== Given records ==

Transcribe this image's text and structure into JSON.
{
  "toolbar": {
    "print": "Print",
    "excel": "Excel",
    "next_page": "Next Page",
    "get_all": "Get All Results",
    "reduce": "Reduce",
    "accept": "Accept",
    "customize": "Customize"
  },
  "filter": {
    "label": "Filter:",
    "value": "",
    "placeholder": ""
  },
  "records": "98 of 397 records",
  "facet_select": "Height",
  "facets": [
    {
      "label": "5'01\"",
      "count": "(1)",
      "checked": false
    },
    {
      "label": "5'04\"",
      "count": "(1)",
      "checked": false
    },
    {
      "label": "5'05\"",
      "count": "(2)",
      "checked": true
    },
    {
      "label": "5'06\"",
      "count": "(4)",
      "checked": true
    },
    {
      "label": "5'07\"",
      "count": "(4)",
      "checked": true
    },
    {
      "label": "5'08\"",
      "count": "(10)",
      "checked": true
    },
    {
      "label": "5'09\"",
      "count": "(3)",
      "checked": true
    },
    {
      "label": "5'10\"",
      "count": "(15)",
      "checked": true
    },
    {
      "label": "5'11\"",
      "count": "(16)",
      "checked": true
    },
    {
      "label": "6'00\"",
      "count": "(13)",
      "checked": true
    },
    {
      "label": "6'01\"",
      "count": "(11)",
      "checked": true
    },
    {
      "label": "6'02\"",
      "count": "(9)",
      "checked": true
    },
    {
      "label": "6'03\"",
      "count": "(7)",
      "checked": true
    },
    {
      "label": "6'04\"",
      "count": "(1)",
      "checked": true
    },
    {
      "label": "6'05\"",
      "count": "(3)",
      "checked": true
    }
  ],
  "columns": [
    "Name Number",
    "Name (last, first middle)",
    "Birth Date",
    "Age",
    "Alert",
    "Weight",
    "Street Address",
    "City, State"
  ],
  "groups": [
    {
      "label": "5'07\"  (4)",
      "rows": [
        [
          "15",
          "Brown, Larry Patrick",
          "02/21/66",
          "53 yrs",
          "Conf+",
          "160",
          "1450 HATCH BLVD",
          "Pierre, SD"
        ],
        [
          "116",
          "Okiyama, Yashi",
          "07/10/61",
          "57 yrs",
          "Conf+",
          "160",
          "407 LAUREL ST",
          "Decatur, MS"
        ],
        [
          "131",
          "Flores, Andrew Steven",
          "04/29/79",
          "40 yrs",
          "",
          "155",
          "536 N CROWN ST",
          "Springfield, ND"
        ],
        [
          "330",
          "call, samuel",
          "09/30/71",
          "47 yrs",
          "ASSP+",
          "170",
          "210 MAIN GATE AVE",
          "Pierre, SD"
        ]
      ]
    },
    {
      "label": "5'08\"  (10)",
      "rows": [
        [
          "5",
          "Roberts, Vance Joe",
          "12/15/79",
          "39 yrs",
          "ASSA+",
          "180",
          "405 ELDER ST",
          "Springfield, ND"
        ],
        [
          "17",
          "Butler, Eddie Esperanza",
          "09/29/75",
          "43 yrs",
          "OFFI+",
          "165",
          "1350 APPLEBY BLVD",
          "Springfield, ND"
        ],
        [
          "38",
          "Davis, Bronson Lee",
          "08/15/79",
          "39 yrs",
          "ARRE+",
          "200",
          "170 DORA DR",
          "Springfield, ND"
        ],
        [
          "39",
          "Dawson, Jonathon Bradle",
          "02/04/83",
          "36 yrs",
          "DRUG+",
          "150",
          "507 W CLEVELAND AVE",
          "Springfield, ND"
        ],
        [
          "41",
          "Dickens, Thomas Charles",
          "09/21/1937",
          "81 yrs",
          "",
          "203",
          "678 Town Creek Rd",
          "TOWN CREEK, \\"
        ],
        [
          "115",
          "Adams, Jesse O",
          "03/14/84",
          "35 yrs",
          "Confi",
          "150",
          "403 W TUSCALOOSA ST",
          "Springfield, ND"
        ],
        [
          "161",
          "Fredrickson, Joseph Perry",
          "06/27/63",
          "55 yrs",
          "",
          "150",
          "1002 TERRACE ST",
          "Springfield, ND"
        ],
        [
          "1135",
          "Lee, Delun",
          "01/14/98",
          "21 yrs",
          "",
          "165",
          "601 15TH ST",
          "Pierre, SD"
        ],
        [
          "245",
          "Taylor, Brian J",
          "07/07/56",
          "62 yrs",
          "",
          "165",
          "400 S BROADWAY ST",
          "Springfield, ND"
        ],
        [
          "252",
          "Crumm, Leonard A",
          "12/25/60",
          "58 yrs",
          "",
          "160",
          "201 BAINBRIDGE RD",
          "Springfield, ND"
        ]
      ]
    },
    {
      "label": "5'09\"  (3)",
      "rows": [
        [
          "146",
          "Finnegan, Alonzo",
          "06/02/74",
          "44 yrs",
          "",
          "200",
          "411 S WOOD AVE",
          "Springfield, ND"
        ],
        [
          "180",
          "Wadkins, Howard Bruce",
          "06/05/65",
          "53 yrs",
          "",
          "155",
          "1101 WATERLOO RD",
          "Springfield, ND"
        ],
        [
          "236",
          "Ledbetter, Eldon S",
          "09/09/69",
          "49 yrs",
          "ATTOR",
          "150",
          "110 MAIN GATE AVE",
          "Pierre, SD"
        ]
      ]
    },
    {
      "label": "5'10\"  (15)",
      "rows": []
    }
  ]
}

===

Above are some records. Print them all exactly.

## Expected output
Transcribe this image's text and structure into JSON.
{
  "toolbar": {
    "print": "Print",
    "excel": "Excel",
    "next_page": "Next Page",
    "get_all": "Get All Results",
    "reduce": "Reduce",
    "accept": "Accept",
    "customize": "Customize"
  },
  "filter": {
    "label": "Filter:",
    "value": "",
    "placeholder": ""
  },
  "records": "98 of 397 records",
  "facet_select": "Height",
  "facets": [
    {
      "label": "5'01\"",
      "count": "(1)",
      "checked": false
    },
    {
      "label": "5'04\"",
      "count": "(1)",
      "checked": false
    },
    {
      "label": "5'05\"",
      "count": "(2)",
      "checked": true
    },
    {
      "label": "5'06\"",
      "count": "(4)",
      "checked": true
    },
    {
      "label": "5'07\"",
      "count": "(4)",
      "checked": true
    },
    {
      "label": "5'08\"",
      "count": "(10)",
      "checked": true
    },
    {
      "label": "5'09\"",
      "count": "(3)",
      "checked": true
    },
    {
      "label": "5'10\"",
      "count": "(15)",
      "checked": true
    },
    {
      "label": "5'11\"",
      "count": "(16)",
      "checked": true
    },
    {
      "label": "6'00\"",
      "count": "(13)",
      "checked": true
    },
    {
      "label": "6'01\"",
      "count": "(11)",
      "checked": true
    },
    {
      "label": "6'02\"",
      "count": "(9)",
      "checked": true
    },
    {
      "label": "6'03\"",
      "count": "(7)",
      "checked": true
    },
    {
      "label": "6'04\"",
      "count": "(1)",
      "checked": true
    },
    {
      "label": "6'05\"",
      "count": "(3)",
      "checked": true
    }
  ],
  "columns": [
    "Name Number",
    "Name (last, first middle)",
    "Birth Date",
    "Age",
    "Alert",
    "Weight",
    "Street Address",
    "City, State"
  ],
  "groups": [
    {
      "label": "5'07\"  (4)",
      "rows": [
        [
          "15",
          "Brown, Larry Patrick",
          "02/21/66",
          "53 yrs",
          "Conf+",
          "160",
          "1450 HATCH BLVD",
          "Pierre, SD"
        ],
        [
          "116",
          "Okiyama, Yashi",
          "07/10/61",
          "57 yrs",
          "Conf+",
          "160",
          "407 LAUREL ST",
          "Decatur, MS"
        ],
        [
          "131",
          "Flores, Andrew Steven",
          "04/29/79",
          "40 yrs",
          "",
          "155",
          "536 N CROWN ST",
          "Springfield, ND"
        ],
        [
          "330",
          "call, samuel",
          "09/30/71",
          "47 yrs",
          "ASSP+",
          "170",
          "210 MAIN GATE AVE",
          "Pierre, SD"
        ]
      ]
    },
    {
      "label": "5'08\"  (10)",
      "rows": [
        [
          "5",
          "Roberts, Vance Joe",
          "12/15/79",
          "39 yrs",
          "ASSA+",
          "180",
          "405 ELDER ST",
          "Springfield, ND"
        ],
        [
          "17",
          "Butler, Eddie Esperanza",
          "09/29/75",
          "43 yrs",
          "OFFI+",
          "165",
          "1350 APPLEBY BLVD",
          "Springfield, ND"
        ],
        [
          "38",
          "Davis, Bronson Lee",
          "08/15/79",
          "39 yrs",
          "ARRE+",
          "200",
          "170 DORA DR",
          "Springfield, ND"
        ],
        [
          "39",
          "Dawson, Jonathon Bradle",
          "02/04/83",
          "36 yrs",
          "DRUG+",
          "150",
          "507 W CLEVELAND AVE",
          "Springfield, ND"
        ],
        [
          "41",
          "Dickens, Thomas Charles",
          "09/21/1937",
          "81 yrs",
          "",
          "203",
          "678 Town Creek Rd",
          "TOWN CREEK, \\"
        ],
        [
          "115",
          "Adams, Jesse O",
          "03/14/84",
          "35 yrs",
          "Confi",
          "150",
          "403 W TUSCALOOSA ST",
          "Springfield, ND"
        ],
        [
          "161",
          "Fredrickson, Joseph Perry",
          "06/27/63",
          "55 yrs",
          "",
          "150",
          "1002 TERRACE ST",
          "Springfield, ND"
        ],
        [
          "1135",
          "Lee, Delun",
          "01/14/98",
          "21 yrs",
          "",
          "165",
          "601 15TH ST",
          "Pierre, SD"
        ],
        [
          "245",
          "Taylor, Brian J",
          "07/07/56",
          "62 yrs",
          "",
          "165",
          "400 S BROADWAY ST",
          "Springfield, ND"
        ],
        [
          "252",
          "Crumm, Leonard A",
          "12/25/60",
          "58 yrs",
          "",
          "160",
          "201 BAINBRIDGE RD",
          "Springfield, ND"
        ]
      ]
    },
    {
      "label": "5'09\"  (3)",
      "rows": [
        [
          "146",
          "Finnegan, Alonzo",
          "06/02/74",
          "44 yrs",
          "",
          "200",
          "411 S WOOD AVE",
          "Springfield, ND"
        ],
        [
          "180",
          "Wadkins, Howard Bruce",
          "06/05/65",
          "53 yrs",
          "",
          "155",
          "1101 WATERLOO RD",
          "Springfield, ND"
        ],
        [
          "236",
          "Ledbetter, Eldon S",
          "09/09/69",
          "49 yrs",
          "ATTOR",
          "150",
          "110 MAIN GATE AVE",
          "Pierre, SD"
        ]
      ]
    },
    {
      "label": "5'10\"  (15)",
      "rows": []
    }
  ]
}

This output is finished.